> **Requirement**:
Find every line of the listing below where "photon" appears, and copy it.

> **Record extracts**:
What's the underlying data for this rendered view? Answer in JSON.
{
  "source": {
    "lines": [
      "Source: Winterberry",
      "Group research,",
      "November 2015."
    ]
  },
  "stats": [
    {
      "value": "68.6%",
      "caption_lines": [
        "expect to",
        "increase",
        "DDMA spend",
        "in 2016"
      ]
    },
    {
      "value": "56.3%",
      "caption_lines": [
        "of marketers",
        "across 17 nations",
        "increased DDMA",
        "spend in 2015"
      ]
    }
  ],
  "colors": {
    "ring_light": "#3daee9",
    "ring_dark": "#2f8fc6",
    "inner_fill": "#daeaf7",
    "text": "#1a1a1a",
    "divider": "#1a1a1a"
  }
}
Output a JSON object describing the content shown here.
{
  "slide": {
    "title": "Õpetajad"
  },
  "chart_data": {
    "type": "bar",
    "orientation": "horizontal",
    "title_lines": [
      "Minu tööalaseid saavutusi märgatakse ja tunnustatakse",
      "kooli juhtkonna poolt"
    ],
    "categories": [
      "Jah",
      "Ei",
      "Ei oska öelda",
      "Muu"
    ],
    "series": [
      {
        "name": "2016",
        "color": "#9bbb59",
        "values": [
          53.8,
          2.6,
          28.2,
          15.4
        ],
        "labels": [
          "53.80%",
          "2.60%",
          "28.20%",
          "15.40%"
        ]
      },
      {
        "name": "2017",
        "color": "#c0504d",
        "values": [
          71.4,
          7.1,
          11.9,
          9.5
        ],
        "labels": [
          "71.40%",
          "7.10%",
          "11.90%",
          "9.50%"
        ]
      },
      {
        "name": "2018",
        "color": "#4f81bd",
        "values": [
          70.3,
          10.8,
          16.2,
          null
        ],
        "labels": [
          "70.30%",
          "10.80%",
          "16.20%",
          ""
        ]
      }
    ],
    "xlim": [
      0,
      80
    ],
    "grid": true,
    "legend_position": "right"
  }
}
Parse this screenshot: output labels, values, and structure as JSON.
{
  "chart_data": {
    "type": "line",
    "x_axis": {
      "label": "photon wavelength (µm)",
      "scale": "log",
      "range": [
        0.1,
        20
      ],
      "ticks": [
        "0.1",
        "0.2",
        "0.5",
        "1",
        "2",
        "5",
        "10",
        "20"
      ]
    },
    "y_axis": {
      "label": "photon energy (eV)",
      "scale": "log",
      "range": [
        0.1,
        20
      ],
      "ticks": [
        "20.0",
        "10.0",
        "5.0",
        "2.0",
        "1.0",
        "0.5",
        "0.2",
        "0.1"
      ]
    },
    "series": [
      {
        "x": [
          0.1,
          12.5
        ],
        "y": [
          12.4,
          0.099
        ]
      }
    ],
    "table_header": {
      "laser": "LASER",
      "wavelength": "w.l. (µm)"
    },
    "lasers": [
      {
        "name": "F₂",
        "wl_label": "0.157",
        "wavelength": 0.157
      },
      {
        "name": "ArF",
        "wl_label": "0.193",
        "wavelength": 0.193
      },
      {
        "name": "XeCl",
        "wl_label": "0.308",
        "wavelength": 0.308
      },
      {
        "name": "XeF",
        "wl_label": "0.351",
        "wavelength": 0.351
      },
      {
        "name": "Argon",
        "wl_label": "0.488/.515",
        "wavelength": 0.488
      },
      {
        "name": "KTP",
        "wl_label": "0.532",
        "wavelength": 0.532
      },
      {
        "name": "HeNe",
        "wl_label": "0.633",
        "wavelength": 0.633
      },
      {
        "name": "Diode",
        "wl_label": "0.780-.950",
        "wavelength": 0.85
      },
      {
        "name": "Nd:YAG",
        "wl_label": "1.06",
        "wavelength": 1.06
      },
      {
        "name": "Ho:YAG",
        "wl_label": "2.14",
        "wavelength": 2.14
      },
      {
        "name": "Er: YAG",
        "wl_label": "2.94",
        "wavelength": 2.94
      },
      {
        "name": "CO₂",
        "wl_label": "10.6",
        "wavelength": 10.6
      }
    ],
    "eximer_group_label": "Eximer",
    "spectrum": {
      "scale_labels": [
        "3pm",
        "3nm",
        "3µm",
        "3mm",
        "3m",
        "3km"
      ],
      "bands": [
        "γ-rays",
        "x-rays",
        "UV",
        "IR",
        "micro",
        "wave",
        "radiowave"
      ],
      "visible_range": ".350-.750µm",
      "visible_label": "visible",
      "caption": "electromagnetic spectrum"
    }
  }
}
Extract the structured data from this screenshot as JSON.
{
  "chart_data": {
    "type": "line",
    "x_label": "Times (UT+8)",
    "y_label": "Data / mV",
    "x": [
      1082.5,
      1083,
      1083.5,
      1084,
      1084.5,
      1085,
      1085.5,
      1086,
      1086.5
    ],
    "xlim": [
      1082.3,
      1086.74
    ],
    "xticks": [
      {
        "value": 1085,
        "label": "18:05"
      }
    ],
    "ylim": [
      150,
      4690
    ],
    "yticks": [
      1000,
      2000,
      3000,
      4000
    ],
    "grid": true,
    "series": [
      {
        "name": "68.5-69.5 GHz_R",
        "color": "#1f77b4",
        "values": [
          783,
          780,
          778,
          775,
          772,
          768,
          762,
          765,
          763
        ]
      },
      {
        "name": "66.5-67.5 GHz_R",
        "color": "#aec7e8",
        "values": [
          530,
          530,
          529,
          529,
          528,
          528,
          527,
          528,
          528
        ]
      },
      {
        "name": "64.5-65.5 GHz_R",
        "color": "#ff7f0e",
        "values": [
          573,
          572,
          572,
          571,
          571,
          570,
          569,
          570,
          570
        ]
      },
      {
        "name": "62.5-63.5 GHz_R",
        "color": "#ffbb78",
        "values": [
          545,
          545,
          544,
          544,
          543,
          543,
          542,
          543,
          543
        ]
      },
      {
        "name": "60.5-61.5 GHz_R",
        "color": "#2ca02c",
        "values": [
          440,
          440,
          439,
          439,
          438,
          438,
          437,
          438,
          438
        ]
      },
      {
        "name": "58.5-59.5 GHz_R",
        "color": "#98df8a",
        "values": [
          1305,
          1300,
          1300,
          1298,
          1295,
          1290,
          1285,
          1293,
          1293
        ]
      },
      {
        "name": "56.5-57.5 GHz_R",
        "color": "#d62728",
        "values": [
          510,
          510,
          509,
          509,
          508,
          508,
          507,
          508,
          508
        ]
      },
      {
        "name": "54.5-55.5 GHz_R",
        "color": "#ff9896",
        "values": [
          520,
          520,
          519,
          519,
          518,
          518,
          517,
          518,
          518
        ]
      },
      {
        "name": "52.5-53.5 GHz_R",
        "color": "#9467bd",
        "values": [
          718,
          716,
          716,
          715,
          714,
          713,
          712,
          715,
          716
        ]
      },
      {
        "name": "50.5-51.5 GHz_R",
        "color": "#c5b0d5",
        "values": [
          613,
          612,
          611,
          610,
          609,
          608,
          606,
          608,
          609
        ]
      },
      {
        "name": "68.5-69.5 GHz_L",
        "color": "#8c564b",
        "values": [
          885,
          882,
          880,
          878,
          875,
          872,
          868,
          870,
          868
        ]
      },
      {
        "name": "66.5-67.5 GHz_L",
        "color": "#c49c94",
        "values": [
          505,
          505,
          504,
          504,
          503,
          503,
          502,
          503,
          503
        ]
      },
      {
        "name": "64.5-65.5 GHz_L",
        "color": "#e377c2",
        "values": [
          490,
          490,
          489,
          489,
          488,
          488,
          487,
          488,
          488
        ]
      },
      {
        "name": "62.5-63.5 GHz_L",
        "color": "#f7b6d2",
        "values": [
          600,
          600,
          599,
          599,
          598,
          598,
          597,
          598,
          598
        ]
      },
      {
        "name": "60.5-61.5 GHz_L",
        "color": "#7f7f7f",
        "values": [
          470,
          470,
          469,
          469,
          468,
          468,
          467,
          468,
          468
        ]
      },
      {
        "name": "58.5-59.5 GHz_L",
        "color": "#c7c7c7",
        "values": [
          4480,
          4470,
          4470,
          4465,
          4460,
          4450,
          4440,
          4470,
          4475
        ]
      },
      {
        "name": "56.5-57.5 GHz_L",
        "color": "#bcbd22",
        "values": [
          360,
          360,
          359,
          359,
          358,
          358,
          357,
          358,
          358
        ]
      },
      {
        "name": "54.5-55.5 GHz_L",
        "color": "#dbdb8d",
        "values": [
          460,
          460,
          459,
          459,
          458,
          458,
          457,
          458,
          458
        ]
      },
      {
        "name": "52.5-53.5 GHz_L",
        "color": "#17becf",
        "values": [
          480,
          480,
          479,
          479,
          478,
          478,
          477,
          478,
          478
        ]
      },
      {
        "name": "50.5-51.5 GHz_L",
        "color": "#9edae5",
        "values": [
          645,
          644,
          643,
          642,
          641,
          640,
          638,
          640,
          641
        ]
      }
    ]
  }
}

> **Result**:
      "label": "photon wavelength (µm)",
      "label": "photon energy (eV)",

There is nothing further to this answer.